==== DATASET ENTRIES ====

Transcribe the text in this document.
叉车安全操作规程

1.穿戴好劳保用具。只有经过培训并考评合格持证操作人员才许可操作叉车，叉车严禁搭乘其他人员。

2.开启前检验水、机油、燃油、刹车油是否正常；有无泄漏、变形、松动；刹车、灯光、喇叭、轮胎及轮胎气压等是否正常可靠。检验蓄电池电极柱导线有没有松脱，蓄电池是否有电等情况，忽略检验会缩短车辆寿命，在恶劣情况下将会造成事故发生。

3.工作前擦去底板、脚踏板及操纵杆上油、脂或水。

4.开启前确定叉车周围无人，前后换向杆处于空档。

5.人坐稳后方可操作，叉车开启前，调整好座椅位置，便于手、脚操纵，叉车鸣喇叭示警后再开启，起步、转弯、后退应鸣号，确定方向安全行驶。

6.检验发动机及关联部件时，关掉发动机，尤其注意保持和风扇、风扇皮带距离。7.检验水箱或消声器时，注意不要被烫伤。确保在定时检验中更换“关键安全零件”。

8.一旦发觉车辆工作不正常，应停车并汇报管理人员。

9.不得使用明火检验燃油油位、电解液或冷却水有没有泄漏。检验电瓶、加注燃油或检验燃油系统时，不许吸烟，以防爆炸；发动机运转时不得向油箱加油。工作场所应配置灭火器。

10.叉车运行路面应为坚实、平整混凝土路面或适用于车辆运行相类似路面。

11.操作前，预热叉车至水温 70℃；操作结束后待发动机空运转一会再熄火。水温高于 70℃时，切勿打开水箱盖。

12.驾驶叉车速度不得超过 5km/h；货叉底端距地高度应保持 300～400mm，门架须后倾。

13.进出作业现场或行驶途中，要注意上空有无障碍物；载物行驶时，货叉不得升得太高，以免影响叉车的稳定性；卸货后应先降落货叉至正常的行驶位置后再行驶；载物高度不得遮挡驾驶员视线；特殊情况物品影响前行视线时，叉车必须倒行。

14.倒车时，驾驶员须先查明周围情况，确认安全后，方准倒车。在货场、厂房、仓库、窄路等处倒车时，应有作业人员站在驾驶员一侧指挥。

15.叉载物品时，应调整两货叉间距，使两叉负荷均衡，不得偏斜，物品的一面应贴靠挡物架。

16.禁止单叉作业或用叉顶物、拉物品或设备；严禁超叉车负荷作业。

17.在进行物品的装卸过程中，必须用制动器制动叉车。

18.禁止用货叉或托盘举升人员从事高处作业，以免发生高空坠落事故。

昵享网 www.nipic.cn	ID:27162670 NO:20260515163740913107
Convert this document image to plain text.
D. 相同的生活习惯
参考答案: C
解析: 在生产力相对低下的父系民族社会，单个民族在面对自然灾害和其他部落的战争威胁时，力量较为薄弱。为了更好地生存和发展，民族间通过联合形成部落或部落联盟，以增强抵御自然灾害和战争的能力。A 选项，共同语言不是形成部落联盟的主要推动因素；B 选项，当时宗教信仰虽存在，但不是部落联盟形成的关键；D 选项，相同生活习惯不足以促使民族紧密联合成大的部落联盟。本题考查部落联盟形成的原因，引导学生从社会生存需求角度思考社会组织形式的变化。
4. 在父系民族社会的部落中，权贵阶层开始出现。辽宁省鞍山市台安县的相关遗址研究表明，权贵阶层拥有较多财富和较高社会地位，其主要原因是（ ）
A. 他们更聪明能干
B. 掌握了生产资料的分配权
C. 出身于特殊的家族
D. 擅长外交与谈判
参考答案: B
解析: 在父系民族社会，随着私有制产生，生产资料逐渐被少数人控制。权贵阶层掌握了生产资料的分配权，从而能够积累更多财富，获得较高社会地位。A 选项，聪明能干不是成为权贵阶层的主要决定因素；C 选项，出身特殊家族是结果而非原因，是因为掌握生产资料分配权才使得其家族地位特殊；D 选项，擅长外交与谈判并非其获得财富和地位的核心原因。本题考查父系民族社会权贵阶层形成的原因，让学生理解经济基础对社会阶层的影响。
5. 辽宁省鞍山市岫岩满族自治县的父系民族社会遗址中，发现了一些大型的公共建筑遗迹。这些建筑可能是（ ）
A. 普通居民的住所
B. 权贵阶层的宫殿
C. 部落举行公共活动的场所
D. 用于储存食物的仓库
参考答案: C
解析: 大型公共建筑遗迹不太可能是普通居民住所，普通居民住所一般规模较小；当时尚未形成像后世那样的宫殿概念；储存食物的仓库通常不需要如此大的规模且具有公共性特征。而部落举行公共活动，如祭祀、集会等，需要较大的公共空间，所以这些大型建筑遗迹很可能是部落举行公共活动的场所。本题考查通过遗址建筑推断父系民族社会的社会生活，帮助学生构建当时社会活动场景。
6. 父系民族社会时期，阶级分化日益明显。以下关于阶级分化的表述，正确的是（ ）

====

DESCRIPTION OF THE TASK: Please output the entries above, every line exactly as it reads.

SOLVED EXERCISE:
Transcribe the text in this document.
叉车安全操作规程

1.穿戴好劳保用具。只有经过培训并考评合格持证操作人员才许可操作叉车，叉车严禁搭乘其他人员。

2.开启前检验水、机油、燃油、刹车油是否正常；有无泄漏、变形、松动；刹车、灯光、喇叭、轮胎及轮胎气压等是否正常可靠。检验蓄电池电极柱导线有没有松脱，蓄电池是否有电等情况，忽略检验会缩短车辆寿命，在恶劣情况下将会造成事故发生。

3.工作前擦去底板、脚踏板及操纵杆上油、脂或水。

4.开启前确定叉车周围无人，前后换向杆处于空档。

5.人坐稳后方可操作，叉车开启前，调整好座椅位置，便于手、脚操纵，叉车鸣喇叭示警后再开启，起步、转弯、后退应鸣号，确定方向安全行驶。

6.检验发动机及关联部件时，关掉发动机，尤其注意保持和风扇、风扇皮带距离。7.检验水箱或消声器时，注意不要被烫伤。确保在定时检验中更换“关键安全零件”。

8.一旦发觉车辆工作不正常，应停车并汇报管理人员。

9.不得使用明火检验燃油油位、电解液或冷却水有没有泄漏。检验电瓶、加注燃油或检验燃油系统时，不许吸烟，以防爆炸；发动机运转时不得向油箱加油。工作场所应配置灭火器。

10.叉车运行路面应为坚实、平整混凝土路面或适用于车辆运行相类似路面。

11.操作前，预热叉车至水温 70℃；操作结束后待发动机空运转一会再熄火。水温高于 70℃时，切勿打开水箱盖。

12.驾驶叉车速度不得超过 5km/h；货叉底端距地高度应保持 300～400mm，门架须后倾。

13.进出作业现场或行驶途中，要注意上空有无障碍物；载物行驶时，货叉不得升得太高，以免影响叉车的稳定性；卸货后应先降落货叉至正常的行驶位置后再行驶；载物高度不得遮挡驾驶员视线；特殊情况物品影响前行视线时，叉车必须倒行。

14.倒车时，驾驶员须先查明周围情况，确认安全后，方准倒车。在货场、厂房、仓库、窄路等处倒车时，应有作业人员站在驾驶员一侧指挥。

15.叉载物品时，应调整两货叉间距，使两叉负荷均衡，不得偏斜，物品的一面应贴靠挡物架。

16.禁止单叉作业或用叉顶物、拉物品或设备；严禁超叉车负荷作业。

17.在进行物品的装卸过程中，必须用制动器制动叉车。

18.禁止用货叉或托盘举升人员从事高处作业，以免发生高空坠落事故。

昵享网 www.nipic.cn	ID:27162670 NO:20260515163740913107
Convert this document image to plain text.
D. 相同的生活习惯
参考答案: C
解析: 在生产力相对低下的父系民族社会，单个民族在面对自然灾害和其他部落的战争威胁时，力量较为薄弱。为了更好地生存和发展，民族间通过联合形成部落或部落联盟，以增强抵御自然灾害和战争的能力。A 选项，共同语言不是形成部落联盟的主要推动因素；B 选项，当时宗教信仰虽存在，但不是部落联盟形成的关键；D 选项，相同生活习惯不足以促使民族紧密联合成大的部落联盟。本题考查部落联盟形成的原因，引导学生从社会生存需求角度思考社会组织形式的变化。
4. 在父系民族社会的部落中，权贵阶层开始出现。辽宁省鞍山市台安县的相关遗址研究表明，权贵阶层拥有较多财富和较高社会地位，其主要原因是（ ）
A. 他们更聪明能干
B. 掌握了生产资料的分配权
C. 出身于特殊的家族
D. 擅长外交与谈判
参考答案: B
解析: 在父系民族社会，随着私有制产生，生产资料逐渐被少数人控制。权贵阶层掌握了生产资料的分配权，从而能够积累更多财富，获得较高社会地位。A 选项，聪明能干不是成为权贵阶层的主要决定因素；C 选项，出身特殊家族是结果而非原因，是因为掌握生产资料分配权才使得其家族地位特殊；D 选项，擅长外交与谈判并非其获得财富和地位的核心原因。本题考查父系民族社会权贵阶层形成的原因，让学生理解经济基础对社会阶层的影响。
5. 辽宁省鞍山市岫岩满族自治县的父系民族社会遗址中，发现了一些大型的公共建筑遗迹。这些建筑可能是（ ）
A. 普通居民的住所
B. 权贵阶层的宫殿
C. 部落举行公共活动的场所
D. 用于储存食物的仓库
参考答案: C
解析: 大型公共建筑遗迹不太可能是普通居民住所，普通居民住所一般规模较小；当时尚未形成像后世那样的宫殿概念；储存食物的仓库通常不需要如此大的规模且具有公共性特征。而部落举行公共活动，如祭祀、集会等，需要较大的公共空间，所以这些大型建筑遗迹很可能是部落举行公共活动的场所。本题考查通过遗址建筑推断父系民族社会的社会生活，帮助学生构建当时社会活动场景。
6. 父系民族社会时期，阶级分化日益明显。以下关于阶级分化的表述，正确的是（ ）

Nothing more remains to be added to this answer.